### TASK DETAILS
Determine how many lines in the records below contain the string "help" with case-sensitive matching, and reply with that number only.

### RECORDS PROVIDED

◆ ◆ ◆ ◆

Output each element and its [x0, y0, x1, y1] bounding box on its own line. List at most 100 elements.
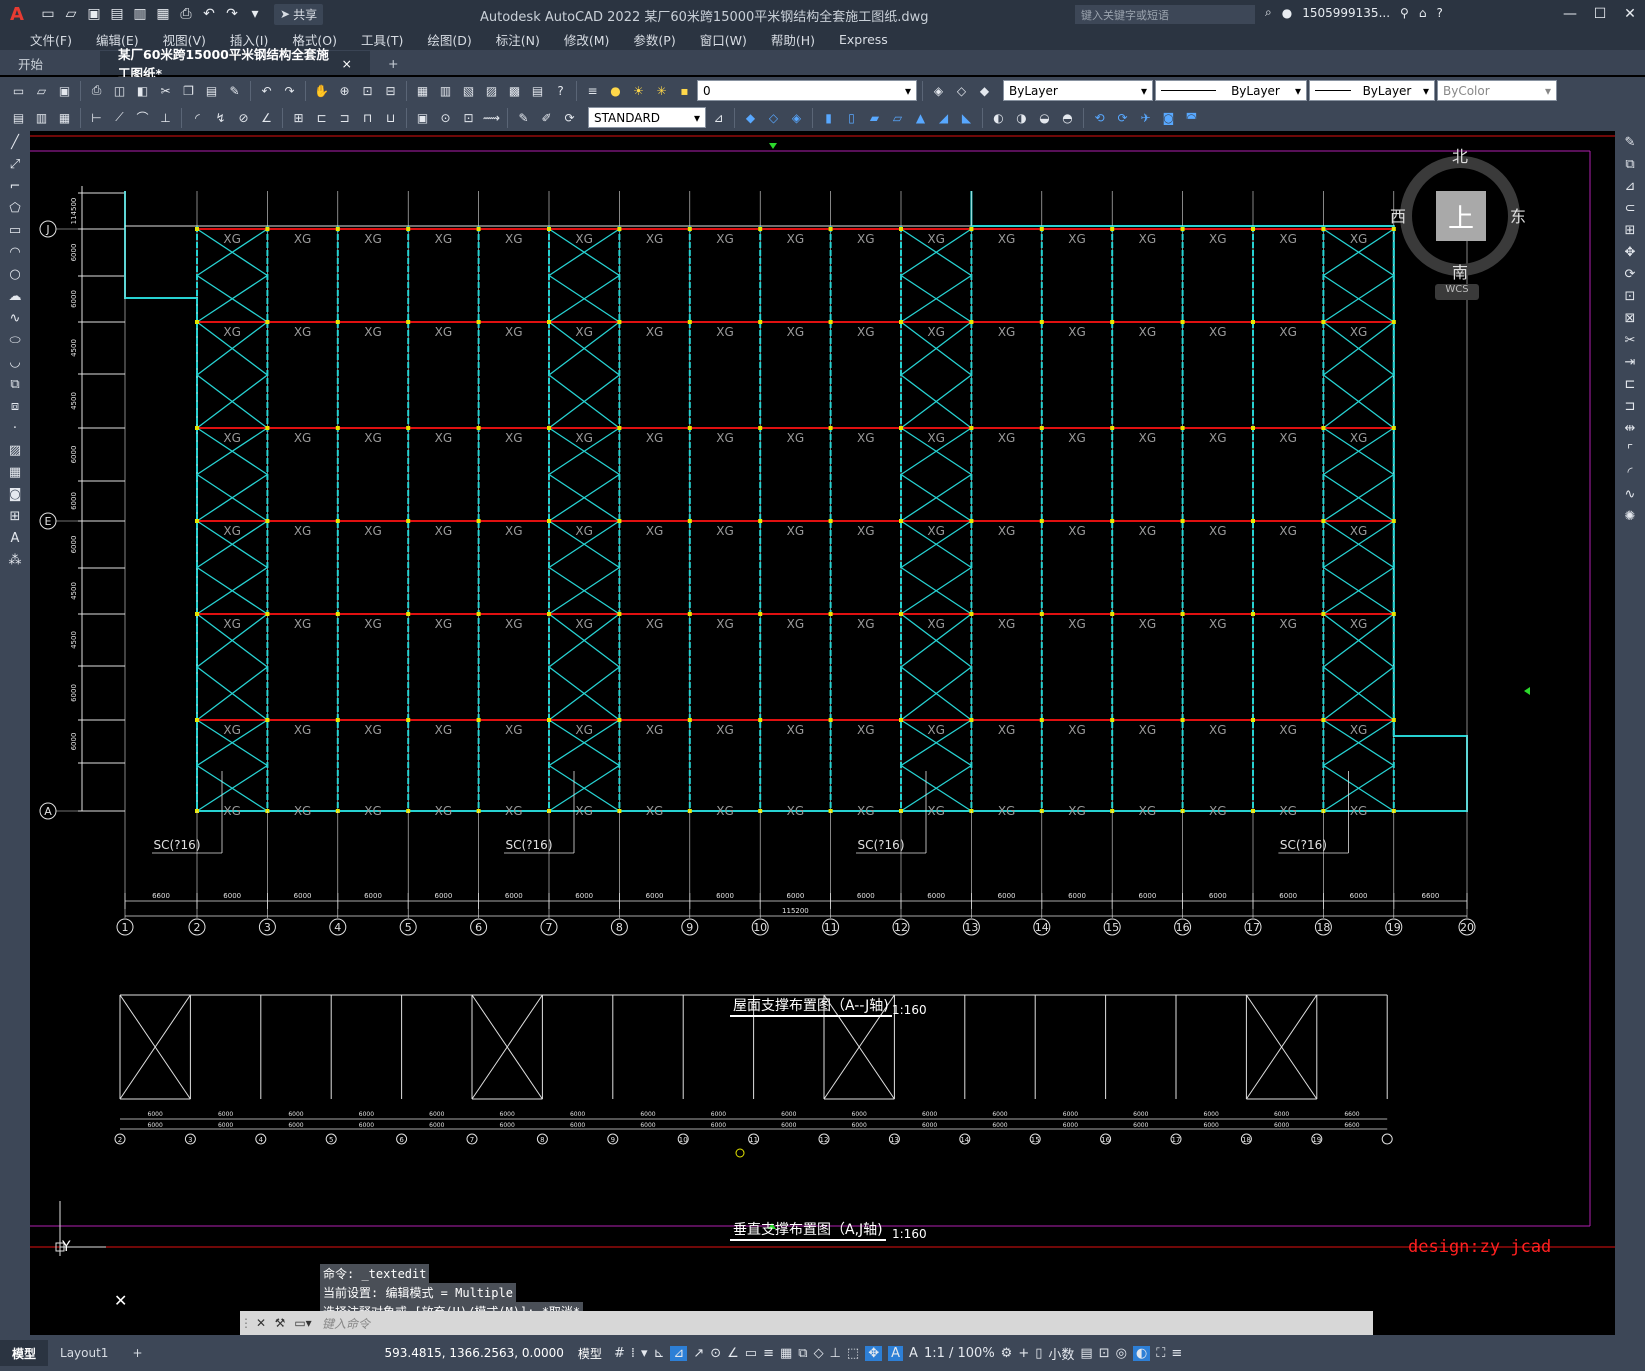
menu-help[interactable]: 帮助(H) [759, 30, 827, 49]
cut-icon[interactable]: ✂ [155, 80, 176, 101]
customization-icon[interactable]: ≡ [1171, 1346, 1182, 1361]
dimtedit-icon[interactable]: ✐ [536, 107, 557, 128]
command-input[interactable]: 键入命令 [322, 1315, 370, 1332]
model-space-button[interactable]: 模型 [578, 1345, 602, 1362]
menu-express[interactable]: Express [827, 32, 900, 47]
help-icon[interactable]: ? [1436, 6, 1442, 20]
ellipse-icon[interactable]: ⬭ [0, 329, 30, 351]
close-command-icon[interactable]: ✕ [252, 1316, 270, 1330]
viewcube-north[interactable]: 北 [1452, 143, 1468, 167]
undo-icon[interactable]: ↶ [256, 80, 277, 101]
maximize-icon[interactable]: ☐ [1585, 0, 1615, 28]
insert-block-icon[interactable]: ⧉ [0, 373, 30, 395]
toolpalette-icon[interactable]: ▧ [458, 80, 479, 101]
lineweight-dropdown[interactable]: ByLayer ▾ [1309, 80, 1435, 101]
stretch-icon[interactable]: ⊠ [1615, 307, 1645, 329]
aligned-dim-icon[interactable]: ⟋ [109, 107, 130, 128]
hatch-icon[interactable]: ▨ [0, 439, 30, 461]
copy-icon[interactable]: ❐ [178, 80, 199, 101]
search-input[interactable]: 键入关键字或短语 [1075, 5, 1255, 24]
radius-icon[interactable]: ◜ [187, 107, 208, 128]
circle-icon[interactable]: ○ [0, 263, 30, 285]
viewcube-top-face[interactable]: 上 [1436, 191, 1486, 241]
blend-icon[interactable]: ∿ [1615, 483, 1645, 505]
mirror-icon[interactable]: ⊿ [1615, 175, 1645, 197]
grip-icon[interactable]: ⋮ [240, 1316, 252, 1330]
gizmo-icon[interactable]: ✥ [865, 1345, 883, 1361]
redo-icon[interactable]: ↷ [279, 80, 300, 101]
visual-style-icon[interactable]: ◐ [988, 107, 1009, 128]
pan-icon[interactable]: ✋ [311, 80, 332, 101]
diameter-icon[interactable]: ⊘ [233, 107, 254, 128]
move-icon[interactable]: ✥ [1615, 241, 1645, 263]
undo-icon[interactable]: ↶ [199, 4, 219, 24]
chamfer-icon[interactable]: ⌜ [1615, 439, 1645, 461]
polygon-icon[interactable]: ⬠ [0, 197, 30, 219]
ortho-icon[interactable]: ⊾ [654, 1346, 665, 1361]
point-icon[interactable]: · [0, 417, 30, 439]
ellipse-arc-icon[interactable]: ◡ [0, 351, 30, 373]
section-icon[interactable]: ◚ [1181, 107, 1202, 128]
linetype-dropdown[interactable]: ByLayer ▾ [1155, 80, 1307, 101]
minimize-icon[interactable]: — [1555, 0, 1585, 28]
lineweight-icon[interactable]: ≡ [763, 1346, 774, 1361]
erase-icon[interactable]: ✎ [1615, 131, 1645, 153]
osnap-tracking-icon[interactable]: ⊙ [710, 1346, 721, 1361]
revcloud-icon[interactable]: ☁ [0, 285, 30, 307]
gradient-icon[interactable]: ▦ [0, 461, 30, 483]
layer-current-icon[interactable]: ◈ [928, 80, 949, 101]
conceptual-icon[interactable]: ◓ [1057, 107, 1078, 128]
customize-command-icon[interactable]: ⚒ [270, 1316, 290, 1330]
clean-screen-icon[interactable]: ⛶ [1156, 1346, 1165, 1361]
save-as-icon[interactable]: ▤ [107, 4, 127, 24]
break-icon[interactable]: ⊐ [1615, 395, 1645, 417]
spline-icon[interactable]: ∿ [0, 307, 30, 329]
view-front-icon[interactable]: ▮ [818, 107, 839, 128]
space-icon[interactable]: ⊓ [357, 107, 378, 128]
qnew-icon[interactable]: ▭ [8, 80, 29, 101]
menu-parametric[interactable]: 参数(P) [621, 30, 687, 49]
add-icon[interactable]: + [1018, 1346, 1029, 1361]
walk-icon[interactable]: ⟳ [1112, 107, 1133, 128]
join-icon[interactable]: ⇹ [1615, 417, 1645, 439]
break-point-icon[interactable]: ⊏ [1615, 373, 1645, 395]
region-icon[interactable]: ◙ [0, 483, 30, 505]
wcs-button[interactable]: WCS [1435, 284, 1479, 300]
osnap-icon[interactable]: ▭ [745, 1346, 757, 1361]
help-icon[interactable]: ? [550, 80, 571, 101]
tab-model[interactable]: 模型 [0, 1340, 49, 1366]
jogged-icon[interactable]: ↯ [210, 107, 231, 128]
offset-icon[interactable]: ⊂ [1615, 197, 1645, 219]
transparency-icon[interactable]: ▦ [780, 1346, 792, 1361]
ucs-icon[interactable]: ◆ [740, 107, 761, 128]
tolerance-icon[interactable]: ▣ [412, 107, 433, 128]
menu-window[interactable]: 窗口(W) [688, 30, 759, 49]
close-icon[interactable]: ✕ [1615, 0, 1645, 28]
autodesk-app-icon[interactable]: ⌂ [1419, 6, 1427, 20]
coordinates-readout[interactable]: 593.4815, 1366.2563, 0.0000 [385, 1346, 564, 1360]
model-space[interactable]: 1145006000600045004500600060006000450045… [30, 131, 1615, 1335]
angle-icon[interactable]: ∠ [727, 1346, 739, 1361]
import-icon[interactable]: ▥ [130, 4, 150, 24]
view-iso-icon[interactable]: ◢ [933, 107, 954, 128]
open-icon[interactable]: ▱ [31, 80, 52, 101]
dynamic-ucs-icon[interactable]: ⊥ [830, 1346, 841, 1361]
plot-icon[interactable]: ⎙ [86, 80, 107, 101]
copy-icon[interactable]: ⧉ [1615, 153, 1645, 175]
new-tab-button[interactable]: + [370, 51, 416, 75]
user-name[interactable]: 1505999135... [1302, 6, 1390, 20]
trim-icon[interactable]: ✂ [1615, 329, 1645, 351]
view-top-icon[interactable]: ▯ [841, 107, 862, 128]
array-icon[interactable]: ⊞ [1615, 219, 1645, 241]
scale-icon[interactable]: ⊡ [1615, 285, 1645, 307]
recent-commands-icon[interactable]: ▭▾ [290, 1316, 316, 1330]
inspect-icon[interactable]: ⊡ [458, 107, 479, 128]
drawing-canvas[interactable]: 114500 6000 6000 4500 4500 6000 6000 6000 4500 45… [30, 131, 1615, 1335]
tab-start[interactable]: 开始 [0, 51, 100, 75]
dim-override-icon[interactable]: ⊿ [708, 107, 729, 128]
isodraft-icon[interactable]: ↗ [693, 1346, 704, 1361]
shaded-icon[interactable]: ◑ [1011, 107, 1032, 128]
layer-state-icon[interactable]: ◆ [974, 80, 995, 101]
baseline-icon[interactable]: ⊏ [311, 107, 332, 128]
tab-layout1[interactable]: Layout1 [48, 1340, 120, 1366]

◆ ◆ ◆ ◆

### ANSWER IN FULL
3